PROVIDED RECORDS:

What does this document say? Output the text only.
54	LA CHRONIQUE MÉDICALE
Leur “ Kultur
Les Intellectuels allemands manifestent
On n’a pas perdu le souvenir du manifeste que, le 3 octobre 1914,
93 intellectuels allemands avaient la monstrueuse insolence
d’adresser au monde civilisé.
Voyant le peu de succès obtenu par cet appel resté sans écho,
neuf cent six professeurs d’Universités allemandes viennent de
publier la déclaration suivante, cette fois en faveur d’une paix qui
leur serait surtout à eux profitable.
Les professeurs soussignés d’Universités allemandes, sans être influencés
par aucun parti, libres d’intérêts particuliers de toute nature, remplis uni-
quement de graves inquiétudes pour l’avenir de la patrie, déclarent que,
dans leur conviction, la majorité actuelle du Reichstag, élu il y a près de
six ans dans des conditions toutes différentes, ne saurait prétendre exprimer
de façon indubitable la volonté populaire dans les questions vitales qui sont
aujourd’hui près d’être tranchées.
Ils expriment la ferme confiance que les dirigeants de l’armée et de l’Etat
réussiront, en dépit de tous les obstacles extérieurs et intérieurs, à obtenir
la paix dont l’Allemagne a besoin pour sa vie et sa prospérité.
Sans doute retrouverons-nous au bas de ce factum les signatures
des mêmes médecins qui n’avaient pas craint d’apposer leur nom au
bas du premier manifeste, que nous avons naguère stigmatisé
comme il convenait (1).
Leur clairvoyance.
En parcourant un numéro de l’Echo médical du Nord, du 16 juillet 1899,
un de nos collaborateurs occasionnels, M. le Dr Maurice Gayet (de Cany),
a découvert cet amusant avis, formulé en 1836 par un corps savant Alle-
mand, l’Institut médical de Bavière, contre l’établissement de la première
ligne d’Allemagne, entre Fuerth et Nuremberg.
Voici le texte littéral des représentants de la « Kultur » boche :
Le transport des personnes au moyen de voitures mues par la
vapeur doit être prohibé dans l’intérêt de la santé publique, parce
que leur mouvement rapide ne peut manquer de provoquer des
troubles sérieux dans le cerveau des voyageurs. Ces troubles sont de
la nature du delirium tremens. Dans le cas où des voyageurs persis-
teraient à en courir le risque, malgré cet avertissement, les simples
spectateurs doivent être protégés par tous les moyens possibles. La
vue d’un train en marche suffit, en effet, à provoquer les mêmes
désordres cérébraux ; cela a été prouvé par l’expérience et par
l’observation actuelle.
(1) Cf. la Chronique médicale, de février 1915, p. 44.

AIM OF THE EXERCISE: Identify each line in the entries with the word "paix" and copy it.

THE ANSWER:
publier la déclaration suivante, cette fois en faveur d’une paix qui
la paix dont l’Allemagne a besoin pour sa vie et sa prospérité.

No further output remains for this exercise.